**What is expected**
Could you output each line of the data that follows exactly?

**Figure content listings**
########################################

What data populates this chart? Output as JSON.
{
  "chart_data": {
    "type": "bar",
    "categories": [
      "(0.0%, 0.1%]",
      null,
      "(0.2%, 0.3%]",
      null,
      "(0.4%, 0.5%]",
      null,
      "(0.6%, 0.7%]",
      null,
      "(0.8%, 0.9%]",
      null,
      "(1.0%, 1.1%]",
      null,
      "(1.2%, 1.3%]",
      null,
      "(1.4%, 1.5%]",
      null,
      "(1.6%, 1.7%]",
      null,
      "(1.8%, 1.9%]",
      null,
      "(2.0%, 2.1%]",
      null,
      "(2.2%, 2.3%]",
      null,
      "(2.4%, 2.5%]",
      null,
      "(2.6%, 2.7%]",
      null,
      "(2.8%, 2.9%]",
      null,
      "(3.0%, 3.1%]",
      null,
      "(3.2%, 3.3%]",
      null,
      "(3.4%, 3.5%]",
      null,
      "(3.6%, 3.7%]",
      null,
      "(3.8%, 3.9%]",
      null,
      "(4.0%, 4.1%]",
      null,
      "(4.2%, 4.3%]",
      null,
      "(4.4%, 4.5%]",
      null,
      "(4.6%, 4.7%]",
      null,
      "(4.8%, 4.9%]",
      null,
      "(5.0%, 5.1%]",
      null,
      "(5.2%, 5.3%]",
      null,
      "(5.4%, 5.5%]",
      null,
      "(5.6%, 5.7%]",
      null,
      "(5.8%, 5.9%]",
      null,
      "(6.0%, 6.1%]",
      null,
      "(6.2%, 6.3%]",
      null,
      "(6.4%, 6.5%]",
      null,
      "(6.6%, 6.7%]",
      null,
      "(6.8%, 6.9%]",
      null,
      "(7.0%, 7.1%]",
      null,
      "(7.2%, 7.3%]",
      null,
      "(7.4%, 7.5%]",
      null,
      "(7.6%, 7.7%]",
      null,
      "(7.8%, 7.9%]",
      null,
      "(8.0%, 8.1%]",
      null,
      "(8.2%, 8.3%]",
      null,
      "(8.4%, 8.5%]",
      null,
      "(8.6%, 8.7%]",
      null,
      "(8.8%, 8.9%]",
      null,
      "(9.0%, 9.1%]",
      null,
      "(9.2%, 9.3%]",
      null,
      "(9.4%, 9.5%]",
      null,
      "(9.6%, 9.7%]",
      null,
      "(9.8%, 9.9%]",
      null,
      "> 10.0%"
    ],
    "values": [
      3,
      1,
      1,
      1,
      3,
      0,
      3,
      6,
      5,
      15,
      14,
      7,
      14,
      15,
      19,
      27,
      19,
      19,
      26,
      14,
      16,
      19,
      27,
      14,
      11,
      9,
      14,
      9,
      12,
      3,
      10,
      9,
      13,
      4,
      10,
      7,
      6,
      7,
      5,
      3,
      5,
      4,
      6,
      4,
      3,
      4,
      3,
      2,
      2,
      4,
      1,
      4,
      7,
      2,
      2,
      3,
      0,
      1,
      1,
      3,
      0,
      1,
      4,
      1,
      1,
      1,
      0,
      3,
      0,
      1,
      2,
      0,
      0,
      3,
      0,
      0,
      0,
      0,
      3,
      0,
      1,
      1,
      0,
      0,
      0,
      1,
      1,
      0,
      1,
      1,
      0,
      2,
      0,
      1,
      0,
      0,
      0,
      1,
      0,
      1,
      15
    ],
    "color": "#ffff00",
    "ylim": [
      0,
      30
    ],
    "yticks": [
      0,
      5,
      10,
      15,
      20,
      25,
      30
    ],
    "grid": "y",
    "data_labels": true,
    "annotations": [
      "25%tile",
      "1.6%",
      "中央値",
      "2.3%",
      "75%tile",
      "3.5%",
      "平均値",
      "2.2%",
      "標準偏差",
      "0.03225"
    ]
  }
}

########################################

**Exercise result**
What data populates this chart? Output as JSON.
{
  "chart_data": {
    "type": "bar",
    "categories": [
      "(0.0%, 0.1%]",
      null,
      "(0.2%, 0.3%]",
      null,
      "(0.4%, 0.5%]",
      null,
      "(0.6%, 0.7%]",
      null,
      "(0.8%, 0.9%]",
      null,
      "(1.0%, 1.1%]",
      null,
      "(1.2%, 1.3%]",
      null,
      "(1.4%, 1.5%]",
      null,
      "(1.6%, 1.7%]",
      null,
      "(1.8%, 1.9%]",
      null,
      "(2.0%, 2.1%]",
      null,
      "(2.2%, 2.3%]",
      null,
      "(2.4%, 2.5%]",
      null,
      "(2.6%, 2.7%]",
      null,
      "(2.8%, 2.9%]",
      null,
      "(3.0%, 3.1%]",
      null,
      "(3.2%, 3.3%]",
      null,
      "(3.4%, 3.5%]",
      null,
      "(3.6%, 3.7%]",
      null,
      "(3.8%, 3.9%]",
      null,
      "(4.0%, 4.1%]",
      null,
      "(4.2%, 4.3%]",
      null,
      "(4.4%, 4.5%]",
      null,
      "(4.6%, 4.7%]",
      null,
      "(4.8%, 4.9%]",
      null,
      "(5.0%, 5.1%]",
      null,
      "(5.2%, 5.3%]",
      null,
      "(5.4%, 5.5%]",
      null,
      "(5.6%, 5.7%]",
      null,
      "(5.8%, 5.9%]",
      null,
      "(6.0%, 6.1%]",
      null,
      "(6.2%, 6.3%]",
      null,
      "(6.4%, 6.5%]",
      null,
      "(6.6%, 6.7%]",
      null,
      "(6.8%, 6.9%]",
      null,
      "(7.0%, 7.1%]",
      null,
      "(7.2%, 7.3%]",
      null,
      "(7.4%, 7.5%]",
      null,
      "(7.6%, 7.7%]",
      null,
      "(7.8%, 7.9%]",
      null,
      "(8.0%, 8.1%]",
      null,
      "(8.2%, 8.3%]",
      null,
      "(8.4%, 8.5%]",
      null,
      "(8.6%, 8.7%]",
      null,
      "(8.8%, 8.9%]",
      null,
      "(9.0%, 9.1%]",
      null,
      "(9.2%, 9.3%]",
      null,
      "(9.4%, 9.5%]",
      null,
      "(9.6%, 9.7%]",
      null,
      "(9.8%, 9.9%]",
      null,
      "> 10.0%"
    ],
    "values": [
      3,
      1,
      1,
      1,
      3,
      0,
      3,
      6,
      5,
      15,
      14,
      7,
      14,
      15,
      19,
      27,
      19,
      19,
      26,
      14,
      16,
      19,
      27,
      14,
      11,
      9,
      14,
      9,
      12,
      3,
      10,
      9,
      13,
      4,
      10,
      7,
      6,
      7,
      5,
      3,
      5,
      4,
      6,
      4,
      3,
      4,
      3,
      2,
      2,
      4,
      1,
      4,
      7,
      2,
      2,
      3,
      0,
      1,
      1,
      3,
      0,
      1,
      4,
      1,
      1,
      1,
      0,
      3,
      0,
      1,
      2,
      0,
      0,
      3,
      0,
      0,
      0,
      0,
      3,
      0,
      1,
      1,
      0,
      0,
      0,
      1,
      1,
      0,
      1,
      1,
      0,
      2,
      0,
      1,
      0,
      0,
      0,
      1,
      0,
      1,
      15
    ],
    "color": "#ffff00",
    "ylim": [
      0,
      30
    ],
    "yticks": [
      0,
      5,
      10,
      15,
      20,
      25,
      30
    ],
    "grid": "y",
    "data_labels": true,
    "annotations": [
      "25%tile",
      "1.6%",
      "中央値",
      "2.3%",
      "75%tile",
      "3.5%",
      "平均値",
      "2.2%",
      "標準偏差",
      "0.03225"
    ]
  }
}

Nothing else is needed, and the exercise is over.